■ Excerpt
# races of the dwarves



## j0n4th4n (Jan 20, 2003)

Is there any mention of different types\races of Dwarves - ie black, brown, oriental? would this be plausable? i know there were seven basic 'lines' (from the seven fathers), Durin's line being the one most of the Dwarves mentioned came from. so what would this particular race of dwarves look like?


----------



## Thorin (Jan 20, 2003)

I don't believe there were any "races" of dwarves. The dwarves were from different realms (Belegost in the Blue mountains west of the Shire, the Moria dwarves, the dwarves beyond Mirkwood) and it's possible that there were slight variations from each other, but I'm pretty sure what you see is what you get for all of them.


----------



## YayGollum (Jan 21, 2003)

The first weird variation of a normal Dwarf that I can think of is the super cool Petty Dwarves. I know nothing about their looks, but they are way lazier and boringer than other Dwarves. That's why I like them so much! Yay for Petty Dwarves! That's pretty much what I act like!


----------



## j0n4th4n (Jan 21, 2003)

I always think of petty dwarves as being almost like gnomes.

Heres the Dwarves races as I see it:

The Seven Fathers each formed a 'line' or what could be called race of Dwarves. Durin was the oldest of the seven. Most of the Dwarves mentioned are of Durin's folk (the Longbeards). I was wondering what the other races or lines looked like, how did their cultures differ etc


----------

■ Written exercise A
Translate this sentence from the dwarf races thread into Spanish: "Durin was the oldest of the seven."
■ Written exercise B
Extract from the dwarf races thread the part that opens with the words containing "I don't believe" and closes with "all of them.".
■ Written exercise C
Condense the paragraph of the dwarf races thread that begins "I don't believe there were any" into a short bulleted list that keeps its main points.
These records have no role in this work.

[Element boundary records]
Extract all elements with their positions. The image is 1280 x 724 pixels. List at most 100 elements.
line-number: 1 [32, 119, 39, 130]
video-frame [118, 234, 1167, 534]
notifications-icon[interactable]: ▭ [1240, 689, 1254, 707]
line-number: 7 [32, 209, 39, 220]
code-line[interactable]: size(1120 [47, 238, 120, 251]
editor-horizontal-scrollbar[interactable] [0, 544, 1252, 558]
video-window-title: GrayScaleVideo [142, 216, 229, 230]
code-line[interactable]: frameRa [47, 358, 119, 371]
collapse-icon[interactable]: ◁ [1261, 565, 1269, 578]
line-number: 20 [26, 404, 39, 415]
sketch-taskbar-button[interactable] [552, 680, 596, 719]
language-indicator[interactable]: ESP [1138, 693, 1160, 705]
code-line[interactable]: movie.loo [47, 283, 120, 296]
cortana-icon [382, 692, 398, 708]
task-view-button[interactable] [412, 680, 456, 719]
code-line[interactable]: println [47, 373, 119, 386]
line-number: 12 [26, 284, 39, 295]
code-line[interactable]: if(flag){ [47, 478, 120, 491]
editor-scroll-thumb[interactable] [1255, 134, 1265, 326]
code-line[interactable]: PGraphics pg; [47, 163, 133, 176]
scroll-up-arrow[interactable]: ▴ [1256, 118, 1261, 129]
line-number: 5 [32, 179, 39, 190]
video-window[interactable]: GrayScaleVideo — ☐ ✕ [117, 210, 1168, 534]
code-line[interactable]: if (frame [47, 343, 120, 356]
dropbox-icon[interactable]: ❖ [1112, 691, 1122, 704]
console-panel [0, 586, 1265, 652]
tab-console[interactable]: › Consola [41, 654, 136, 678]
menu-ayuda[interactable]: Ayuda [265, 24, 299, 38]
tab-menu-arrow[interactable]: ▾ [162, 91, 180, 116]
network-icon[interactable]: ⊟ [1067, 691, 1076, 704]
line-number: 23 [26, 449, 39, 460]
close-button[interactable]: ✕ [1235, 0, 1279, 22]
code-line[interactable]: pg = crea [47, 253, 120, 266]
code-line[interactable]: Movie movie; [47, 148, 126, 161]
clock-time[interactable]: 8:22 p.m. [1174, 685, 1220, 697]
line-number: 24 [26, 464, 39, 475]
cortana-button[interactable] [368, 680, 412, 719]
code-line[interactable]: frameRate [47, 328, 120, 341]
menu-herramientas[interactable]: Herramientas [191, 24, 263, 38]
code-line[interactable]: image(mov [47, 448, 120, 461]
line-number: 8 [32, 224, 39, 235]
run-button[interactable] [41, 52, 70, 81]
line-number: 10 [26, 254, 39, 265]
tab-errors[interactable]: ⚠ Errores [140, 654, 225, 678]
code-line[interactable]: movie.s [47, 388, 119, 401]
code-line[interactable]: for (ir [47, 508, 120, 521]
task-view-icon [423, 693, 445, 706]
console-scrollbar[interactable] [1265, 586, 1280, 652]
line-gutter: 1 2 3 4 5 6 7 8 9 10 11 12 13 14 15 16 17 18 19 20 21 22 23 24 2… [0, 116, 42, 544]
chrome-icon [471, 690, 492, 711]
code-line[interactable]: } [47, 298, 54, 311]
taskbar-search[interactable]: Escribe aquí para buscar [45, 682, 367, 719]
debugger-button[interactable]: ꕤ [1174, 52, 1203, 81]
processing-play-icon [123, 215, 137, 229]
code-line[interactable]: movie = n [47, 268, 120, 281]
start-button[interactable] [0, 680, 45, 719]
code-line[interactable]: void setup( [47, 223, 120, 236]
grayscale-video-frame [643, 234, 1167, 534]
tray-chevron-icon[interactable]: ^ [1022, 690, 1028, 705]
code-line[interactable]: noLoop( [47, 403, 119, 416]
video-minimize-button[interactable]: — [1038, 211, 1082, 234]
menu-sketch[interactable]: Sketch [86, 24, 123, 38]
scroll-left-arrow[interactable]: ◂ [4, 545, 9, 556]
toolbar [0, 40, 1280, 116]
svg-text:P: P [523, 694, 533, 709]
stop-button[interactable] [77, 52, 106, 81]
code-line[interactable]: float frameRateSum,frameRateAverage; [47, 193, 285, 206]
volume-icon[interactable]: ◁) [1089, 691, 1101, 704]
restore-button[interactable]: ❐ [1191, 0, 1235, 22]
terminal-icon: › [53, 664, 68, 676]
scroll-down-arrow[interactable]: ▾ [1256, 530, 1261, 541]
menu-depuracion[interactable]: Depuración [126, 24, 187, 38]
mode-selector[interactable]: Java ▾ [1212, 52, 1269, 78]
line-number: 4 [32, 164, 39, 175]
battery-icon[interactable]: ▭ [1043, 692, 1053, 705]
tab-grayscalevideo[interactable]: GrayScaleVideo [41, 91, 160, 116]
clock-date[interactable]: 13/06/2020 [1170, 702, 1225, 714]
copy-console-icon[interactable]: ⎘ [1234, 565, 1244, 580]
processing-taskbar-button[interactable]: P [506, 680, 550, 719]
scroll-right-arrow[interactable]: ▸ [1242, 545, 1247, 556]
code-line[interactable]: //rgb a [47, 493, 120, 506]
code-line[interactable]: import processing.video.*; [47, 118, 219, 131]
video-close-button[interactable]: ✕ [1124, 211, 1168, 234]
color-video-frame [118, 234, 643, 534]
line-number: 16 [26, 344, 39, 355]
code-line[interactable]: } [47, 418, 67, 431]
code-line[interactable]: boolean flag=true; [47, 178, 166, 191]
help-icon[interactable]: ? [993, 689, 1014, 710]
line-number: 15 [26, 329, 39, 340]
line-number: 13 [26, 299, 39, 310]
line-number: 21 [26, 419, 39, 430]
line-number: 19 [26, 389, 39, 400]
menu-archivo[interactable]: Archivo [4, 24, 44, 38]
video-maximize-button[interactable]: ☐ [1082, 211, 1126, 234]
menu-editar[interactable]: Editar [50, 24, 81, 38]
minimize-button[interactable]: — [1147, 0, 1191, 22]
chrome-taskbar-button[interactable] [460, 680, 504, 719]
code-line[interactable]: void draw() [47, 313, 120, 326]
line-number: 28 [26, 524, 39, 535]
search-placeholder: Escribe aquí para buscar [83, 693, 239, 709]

■ Full answer A
Durin era el mayor de los siete.

■ Full answer B
I don't believe there were any "races" of dwarves. The dwarves were from different realms (Belegost in the Blue mountains west of the Shire, the Moria dwarves, the dwarves beyond Mirkwood) and it's possible that there were slight variations from each other, but I'm pretty sure what you see is what you get for all of them.

■ Full answer C
- There were probably no distinct "races" of dwarves.
- Dwarves came from different realms: Belegost in the Blue Mountains west of the Shire, Moria, and the lands beyond Mirkwood.
- There may have been slight variations between these groups.
- Overall, they were likely all much the same.